Reproduce each line exactly. Skip none.

• Dataset records
---

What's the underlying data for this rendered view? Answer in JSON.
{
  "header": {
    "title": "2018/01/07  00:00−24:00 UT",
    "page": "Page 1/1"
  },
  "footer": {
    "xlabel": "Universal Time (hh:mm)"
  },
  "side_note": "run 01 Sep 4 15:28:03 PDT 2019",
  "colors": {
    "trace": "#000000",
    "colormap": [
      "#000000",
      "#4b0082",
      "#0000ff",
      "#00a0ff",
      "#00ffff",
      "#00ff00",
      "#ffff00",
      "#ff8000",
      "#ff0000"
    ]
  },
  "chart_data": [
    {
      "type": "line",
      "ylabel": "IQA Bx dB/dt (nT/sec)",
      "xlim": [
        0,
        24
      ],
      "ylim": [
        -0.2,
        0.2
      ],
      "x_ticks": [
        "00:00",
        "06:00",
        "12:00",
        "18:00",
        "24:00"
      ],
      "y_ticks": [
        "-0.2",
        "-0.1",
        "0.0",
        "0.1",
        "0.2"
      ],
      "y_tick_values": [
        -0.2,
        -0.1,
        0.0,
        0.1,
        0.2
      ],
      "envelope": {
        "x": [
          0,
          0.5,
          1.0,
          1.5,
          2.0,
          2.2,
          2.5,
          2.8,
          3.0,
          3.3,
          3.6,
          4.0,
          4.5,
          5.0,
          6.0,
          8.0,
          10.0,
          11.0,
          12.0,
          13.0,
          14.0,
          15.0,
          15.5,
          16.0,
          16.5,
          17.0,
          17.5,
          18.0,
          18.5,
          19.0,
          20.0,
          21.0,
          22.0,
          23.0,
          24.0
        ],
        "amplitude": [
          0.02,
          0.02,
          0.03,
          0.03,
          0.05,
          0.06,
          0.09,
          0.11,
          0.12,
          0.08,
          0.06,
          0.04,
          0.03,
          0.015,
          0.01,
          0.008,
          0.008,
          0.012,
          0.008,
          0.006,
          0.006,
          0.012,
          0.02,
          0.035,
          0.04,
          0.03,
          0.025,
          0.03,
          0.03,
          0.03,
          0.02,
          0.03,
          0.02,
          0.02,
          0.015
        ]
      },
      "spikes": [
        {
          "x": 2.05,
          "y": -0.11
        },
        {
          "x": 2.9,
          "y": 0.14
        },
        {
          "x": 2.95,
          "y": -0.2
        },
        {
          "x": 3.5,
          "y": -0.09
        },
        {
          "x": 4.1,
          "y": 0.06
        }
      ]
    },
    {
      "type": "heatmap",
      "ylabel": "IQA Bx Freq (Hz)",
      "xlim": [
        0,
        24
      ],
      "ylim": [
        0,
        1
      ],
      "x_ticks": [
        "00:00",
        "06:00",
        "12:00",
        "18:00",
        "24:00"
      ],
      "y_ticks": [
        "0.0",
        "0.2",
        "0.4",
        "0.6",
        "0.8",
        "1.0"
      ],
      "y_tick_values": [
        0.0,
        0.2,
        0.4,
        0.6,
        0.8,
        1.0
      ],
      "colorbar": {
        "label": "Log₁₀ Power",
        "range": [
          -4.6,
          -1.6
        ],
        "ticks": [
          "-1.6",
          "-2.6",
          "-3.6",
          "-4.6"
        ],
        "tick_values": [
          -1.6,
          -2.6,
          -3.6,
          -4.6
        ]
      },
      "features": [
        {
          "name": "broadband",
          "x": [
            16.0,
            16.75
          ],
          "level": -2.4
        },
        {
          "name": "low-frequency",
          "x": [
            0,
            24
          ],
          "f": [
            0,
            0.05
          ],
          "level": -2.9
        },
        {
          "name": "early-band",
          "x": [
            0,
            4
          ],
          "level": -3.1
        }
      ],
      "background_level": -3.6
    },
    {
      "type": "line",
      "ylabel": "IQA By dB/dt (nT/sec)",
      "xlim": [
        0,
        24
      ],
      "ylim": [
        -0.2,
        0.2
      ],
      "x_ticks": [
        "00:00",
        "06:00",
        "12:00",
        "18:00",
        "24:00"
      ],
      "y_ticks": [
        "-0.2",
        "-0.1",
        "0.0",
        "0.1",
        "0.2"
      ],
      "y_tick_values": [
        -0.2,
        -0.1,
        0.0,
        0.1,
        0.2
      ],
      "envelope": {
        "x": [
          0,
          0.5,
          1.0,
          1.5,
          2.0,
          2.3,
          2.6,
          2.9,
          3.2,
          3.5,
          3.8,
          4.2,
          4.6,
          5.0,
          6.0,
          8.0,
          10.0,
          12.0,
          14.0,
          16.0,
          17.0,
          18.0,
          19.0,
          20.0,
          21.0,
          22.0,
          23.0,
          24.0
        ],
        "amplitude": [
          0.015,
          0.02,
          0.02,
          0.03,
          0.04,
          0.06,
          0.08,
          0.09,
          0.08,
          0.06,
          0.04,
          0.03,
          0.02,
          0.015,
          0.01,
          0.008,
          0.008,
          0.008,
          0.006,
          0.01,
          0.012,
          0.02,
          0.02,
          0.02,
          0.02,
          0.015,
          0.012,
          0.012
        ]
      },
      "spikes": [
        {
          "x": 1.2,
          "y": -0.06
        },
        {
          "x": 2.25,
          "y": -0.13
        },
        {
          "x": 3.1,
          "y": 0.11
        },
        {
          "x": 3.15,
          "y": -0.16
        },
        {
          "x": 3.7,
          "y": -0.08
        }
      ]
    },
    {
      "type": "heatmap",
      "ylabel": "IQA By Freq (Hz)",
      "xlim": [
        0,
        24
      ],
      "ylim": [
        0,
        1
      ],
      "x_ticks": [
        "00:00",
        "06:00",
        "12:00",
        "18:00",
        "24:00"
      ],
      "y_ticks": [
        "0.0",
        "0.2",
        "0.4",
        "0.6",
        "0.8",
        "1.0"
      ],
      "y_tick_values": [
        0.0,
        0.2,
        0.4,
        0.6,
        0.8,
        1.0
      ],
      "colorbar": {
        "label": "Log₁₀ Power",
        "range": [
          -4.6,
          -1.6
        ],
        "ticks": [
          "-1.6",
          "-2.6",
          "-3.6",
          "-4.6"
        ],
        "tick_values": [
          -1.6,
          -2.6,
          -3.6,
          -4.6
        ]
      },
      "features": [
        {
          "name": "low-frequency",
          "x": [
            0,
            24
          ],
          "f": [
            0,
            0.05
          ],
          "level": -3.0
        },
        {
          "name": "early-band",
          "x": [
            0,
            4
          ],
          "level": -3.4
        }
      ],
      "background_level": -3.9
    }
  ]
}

---

• Result below
What's the underlying data for this rendered view? Answer in JSON.
{
  "header": {
    "title": "2018/01/07  00:00−24:00 UT",
    "page": "Page 1/1"
  },
  "footer": {
    "xlabel": "Universal Time (hh:mm)"
  },
  "side_note": "run 01 Sep 4 15:28:03 PDT 2019",
  "colors": {
    "trace": "#000000",
    "colormap": [
      "#000000",
      "#4b0082",
      "#0000ff",
      "#00a0ff",
      "#00ffff",
      "#00ff00",
      "#ffff00",
      "#ff8000",
      "#ff0000"
    ]
  },
  "chart_data": [
    {
      "type": "line",
      "ylabel": "IQA Bx dB/dt (nT/sec)",
      "xlim": [
        0,
        24
      ],
      "ylim": [
        -0.2,
        0.2
      ],
      "x_ticks": [
        "00:00",
        "06:00",
        "12:00",
        "18:00",
        "24:00"
      ],
      "y_ticks": [
        "-0.2",
        "-0.1",
        "0.0",
        "0.1",
        "0.2"
      ],
      "y_tick_values": [
        -0.2,
        -0.1,
        0.0,
        0.1,
        0.2
      ],
      "envelope": {
        "x": [
          0,
          0.5,
          1.0,
          1.5,
          2.0,
          2.2,
          2.5,
          2.8,
          3.0,
          3.3,
          3.6,
          4.0,
          4.5,
          5.0,
          6.0,
          8.0,
          10.0,
          11.0,
          12.0,
          13.0,
          14.0,
          15.0,
          15.5,
          16.0,
          16.5,
          17.0,
          17.5,
          18.0,
          18.5,
          19.0,
          20.0,
          21.0,
          22.0,
          23.0,
          24.0
        ],
        "amplitude": [
          0.02,
          0.02,
          0.03,
          0.03,
          0.05,
          0.06,
          0.09,
          0.11,
          0.12,
          0.08,
          0.06,
          0.04,
          0.03,
          0.015,
          0.01,
          0.008,
          0.008,
          0.012,
          0.008,
          0.006,
          0.006,
          0.012,
          0.02,
          0.035,
          0.04,
          0.03,
          0.025,
          0.03,
          0.03,
          0.03,
          0.02,
          0.03,
          0.02,
          0.02,
          0.015
        ]
      },
      "spikes": [
        {
          "x": 2.05,
          "y": -0.11
        },
        {
          "x": 2.9,
          "y": 0.14
        },
        {
          "x": 2.95,
          "y": -0.2
        },
        {
          "x": 3.5,
          "y": -0.09
        },
        {
          "x": 4.1,
          "y": 0.06
        }
      ]
    },
    {
      "type": "heatmap",
      "ylabel": "IQA Bx Freq (Hz)",
      "xlim": [
        0,
        24
      ],
      "ylim": [
        0,
        1
      ],
      "x_ticks": [
        "00:00",
        "06:00",
        "12:00",
        "18:00",
        "24:00"
      ],
      "y_ticks": [
        "0.0",
        "0.2",
        "0.4",
        "0.6",
        "0.8",
        "1.0"
      ],
      "y_tick_values": [
        0.0,
        0.2,
        0.4,
        0.6,
        0.8,
        1.0
      ],
      "colorbar": {
        "label": "Log₁₀ Power",
        "range": [
          -4.6,
          -1.6
        ],
        "ticks": [
          "-1.6",
          "-2.6",
          "-3.6",
          "-4.6"
        ],
        "tick_values": [
          -1.6,
          -2.6,
          -3.6,
          -4.6
        ]
      },
      "features": [
        {
          "name": "broadband",
          "x": [
            16.0,
            16.75
          ],
          "level": -2.4
        },
        {
          "name": "low-frequency",
          "x": [
            0,
            24
          ],
          "f": [
            0,
            0.05
          ],
          "level": -2.9
        },
        {
          "name": "early-band",
          "x": [
            0,
            4
          ],
          "level": -3.1
        }
      ],
      "background_level": -3.6
    },
    {
      "type": "line",
      "ylabel": "IQA By dB/dt (nT/sec)",
      "xlim": [
        0,
        24
      ],
      "ylim": [
        -0.2,
        0.2
      ],
      "x_ticks": [
        "00:00",
        "06:00",
        "12:00",
        "18:00",
        "24:00"
      ],
      "y_ticks": [
        "-0.2",
        "-0.1",
        "0.0",
        "0.1",
        "0.2"
      ],
      "y_tick_values": [
        -0.2,
        -0.1,
        0.0,
        0.1,
        0.2
      ],
      "envelope": {
        "x": [
          0,
          0.5,
          1.0,
          1.5,
          2.0,
          2.3,
          2.6,
          2.9,
          3.2,
          3.5,
          3.8,
          4.2,
          4.6,
          5.0,
          6.0,
          8.0,
          10.0,
          12.0,
          14.0,
          16.0,
          17.0,
          18.0,
          19.0,
          20.0,
          21.0,
          22.0,
          23.0,
          24.0
        ],
        "amplitude": [
          0.015,
          0.02,
          0.02,
          0.03,
          0.04,
          0.06,
          0.08,
          0.09,
          0.08,
          0.06,
          0.04,
          0.03,
          0.02,
          0.015,
          0.01,
          0.008,
          0.008,
          0.008,
          0.006,
          0.01,
          0.012,
          0.02,
          0.02,
          0.02,
          0.02,
          0.015,
          0.012,
          0.012
        ]
      },
      "spikes": [
        {
          "x": 1.2,
          "y": -0.06
        },
        {
          "x": 2.25,
          "y": -0.13
        },
        {
          "x": 3.1,
          "y": 0.11
        },
        {
          "x": 3.15,
          "y": -0.16
        },
        {
          "x": 3.7,
          "y": -0.08
        }
      ]
    },
    {
      "type": "heatmap",
      "ylabel": "IQA By Freq (Hz)",
      "xlim": [
        0,
        24
      ],
      "ylim": [
        0,
        1
      ],
      "x_ticks": [
        "00:00",
        "06:00",
        "12:00",
        "18:00",
        "24:00"
      ],
      "y_ticks": [
        "0.0",
        "0.2",
        "0.4",
        "0.6",
        "0.8",
        "1.0"
      ],
      "y_tick_values": [
        0.0,
        0.2,
        0.4,
        0.6,
        0.8,
        1.0
      ],
      "colorbar": {
        "label": "Log₁₀ Power",
        "range": [
          -4.6,
          -1.6
        ],
        "ticks": [
          "-1.6",
          "-2.6",
          "-3.6",
          "-4.6"
        ],
        "tick_values": [
          -1.6,
          -2.6,
          -3.6,
          -4.6
        ]
      },
      "features": [
        {
          "name": "low-frequency",
          "x": [
            0,
            24
          ],
          "f": [
            0,
            0.05
          ],
          "level": -3.0
        },
        {
          "name": "early-band",
          "x": [
            0,
            4
          ],
          "level": -3.4
        }
      ],
      "background_level": -3.9
    }
  ]
}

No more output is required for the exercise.